• Problem to solve: All of the lines below are to be transcribed faithfully, with pictures excluded from the copy.

• Data for this task:
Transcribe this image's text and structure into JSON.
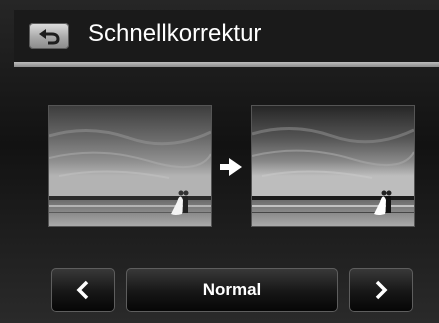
{
  "header": {
    "title": "Schnellkorrektur",
    "back_icon": "return-arrow-icon"
  },
  "preview": {
    "before_image": "beach-photo-original",
    "after_image": "beach-photo-corrected",
    "transition_icon": "right-arrow-icon"
  },
  "controls": {
    "prev_icon": "chevron-left-icon",
    "mode_label": "Normal",
    "next_icon": "chevron-right-icon"
  },
  "colors": {
    "background": "#1a1a1a",
    "header_line": "#a8a8a8",
    "text": "#ffffff"
  }
}
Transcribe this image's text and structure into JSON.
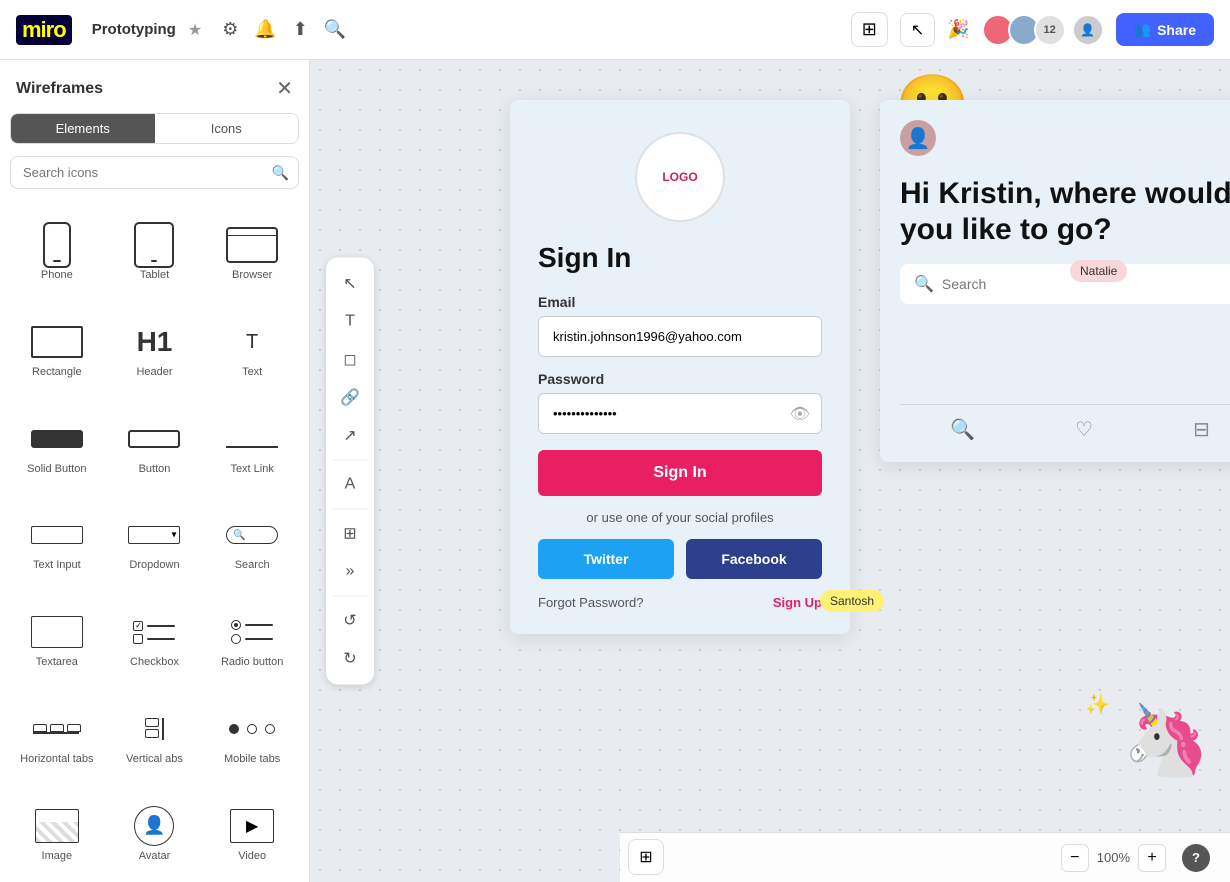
{
  "topbar": {
    "logo": "miro",
    "project_name": "Prototyping",
    "share_label": "Share",
    "avatar_count": "12",
    "zoom_level": "100%"
  },
  "left_panel": {
    "title": "Wireframes",
    "tabs": [
      {
        "label": "Elements",
        "active": true
      },
      {
        "label": "Icons",
        "active": false
      }
    ],
    "search_placeholder": "Search icons",
    "elements": [
      {
        "id": "phone",
        "label": "Phone"
      },
      {
        "id": "tablet",
        "label": "Tablet"
      },
      {
        "id": "browser",
        "label": "Browser"
      },
      {
        "id": "rectangle",
        "label": "Rectangle"
      },
      {
        "id": "header",
        "label": "Header"
      },
      {
        "id": "text",
        "label": "Text"
      },
      {
        "id": "solid-button",
        "label": "Solid Button"
      },
      {
        "id": "button",
        "label": "Button"
      },
      {
        "id": "text-link",
        "label": "Text Link"
      },
      {
        "id": "text-input",
        "label": "Text Input"
      },
      {
        "id": "dropdown",
        "label": "Dropdown"
      },
      {
        "id": "search",
        "label": "Search"
      },
      {
        "id": "textarea",
        "label": "Textarea"
      },
      {
        "id": "checkbox",
        "label": "Checkbox"
      },
      {
        "id": "radio-button",
        "label": "Radio button"
      },
      {
        "id": "horizontal-tabs",
        "label": "Horizontal tabs"
      },
      {
        "id": "vertical-tabs",
        "label": "Vertical abs"
      },
      {
        "id": "mobile-tabs",
        "label": "Mobile tabs"
      },
      {
        "id": "image",
        "label": "Image"
      },
      {
        "id": "avatar",
        "label": "Avatar"
      },
      {
        "id": "video",
        "label": "Video"
      }
    ]
  },
  "toolbar": {
    "tools": [
      "cursor",
      "text",
      "sticky-note",
      "connector",
      "scale",
      "font",
      "frame",
      "more"
    ]
  },
  "signin_wireframe": {
    "logo_text": "LOGO",
    "title": "Sign In",
    "email_label": "Email",
    "email_value": "kristin.johnson1996@yahoo.com",
    "password_label": "Password",
    "password_value": "••••••••••••••",
    "signin_btn": "Sign In",
    "or_text": "or use one of your social profiles",
    "twitter_btn": "Twitter",
    "facebook_btn": "Facebook",
    "forgot_label": "Forgot Password?",
    "signup_label": "Sign Up"
  },
  "nav_wireframe": {
    "greeting": "Hi Kristin, where would you like to go?",
    "search_placeholder": "Search",
    "natalie_badge": "Natalie",
    "santosh_badge": "Santosh"
  },
  "bottom": {
    "zoom_minus": "−",
    "zoom_level": "100%",
    "zoom_plus": "+",
    "help": "?"
  }
}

• Result of this exercise:
Transcribe this image's text and structure into JSON.
{
  "header": {
    "title": "Schnellkorrektur",
    "back_icon": "return-arrow-icon"
  },
  "preview": {
    "before_image": "beach-photo-original",
    "after_image": "beach-photo-corrected",
    "transition_icon": "right-arrow-icon"
  },
  "controls": {
    "prev_icon": "chevron-left-icon",
    "mode_label": "Normal",
    "next_icon": "chevron-right-icon"
  },
  "colors": {
    "background": "#1a1a1a",
    "header_line": "#a8a8a8",
    "text": "#ffffff"
  }
}
Transcribe this image's text and structure into JSON.
{
  "topbar": {
    "logo": "miro",
    "project_name": "Prototyping",
    "share_label": "Share",
    "avatar_count": "12",
    "zoom_level": "100%"
  },
  "left_panel": {
    "title": "Wireframes",
    "tabs": [
      {
        "label": "Elements",
        "active": true
      },
      {
        "label": "Icons",
        "active": false
      }
    ],
    "search_placeholder": "Search icons",
    "elements": [
      {
        "id": "phone",
        "label": "Phone"
      },
      {
        "id": "tablet",
        "label": "Tablet"
      },
      {
        "id": "browser",
        "label": "Browser"
      },
      {
        "id": "rectangle",
        "label": "Rectangle"
      },
      {
        "id": "header",
        "label": "Header"
      },
      {
        "id": "text",
        "label": "Text"
      },
      {
        "id": "solid-button",
        "label": "Solid Button"
      },
      {
        "id": "button",
        "label": "Button"
      },
      {
        "id": "text-link",
        "label": "Text Link"
      },
      {
        "id": "text-input",
        "label": "Text Input"
      },
      {
        "id": "dropdown",
        "label": "Dropdown"
      },
      {
        "id": "search",
        "label": "Search"
      },
      {
        "id": "textarea",
        "label": "Textarea"
      },
      {
        "id": "checkbox",
        "label": "Checkbox"
      },
      {
        "id": "radio-button",
        "label": "Radio button"
      },
      {
        "id": "horizontal-tabs",
        "label": "Horizontal tabs"
      },
      {
        "id": "vertical-tabs",
        "label": "Vertical abs"
      },
      {
        "id": "mobile-tabs",
        "label": "Mobile tabs"
      },
      {
        "id": "image",
        "label": "Image"
      },
      {
        "id": "avatar",
        "label": "Avatar"
      },
      {
        "id": "video",
        "label": "Video"
      }
    ]
  },
  "toolbar": {
    "tools": [
      "cursor",
      "text",
      "sticky-note",
      "connector",
      "scale",
      "font",
      "frame",
      "more"
    ]
  },
  "signin_wireframe": {
    "logo_text": "LOGO",
    "title": "Sign In",
    "email_label": "Email",
    "email_value": "kristin.johnson1996@yahoo.com",
    "password_label": "Password",
    "password_value": "••••••••••••••",
    "signin_btn": "Sign In",
    "or_text": "or use one of your social profiles",
    "twitter_btn": "Twitter",
    "facebook_btn": "Facebook",
    "forgot_label": "Forgot Password?",
    "signup_label": "Sign Up"
  },
  "nav_wireframe": {
    "greeting": "Hi Kristin, where would you like to go?",
    "search_placeholder": "Search",
    "natalie_badge": "Natalie",
    "santosh_badge": "Santosh"
  },
  "bottom": {
    "zoom_minus": "−",
    "zoom_level": "100%",
    "zoom_plus": "+",
    "help": "?"
  }
}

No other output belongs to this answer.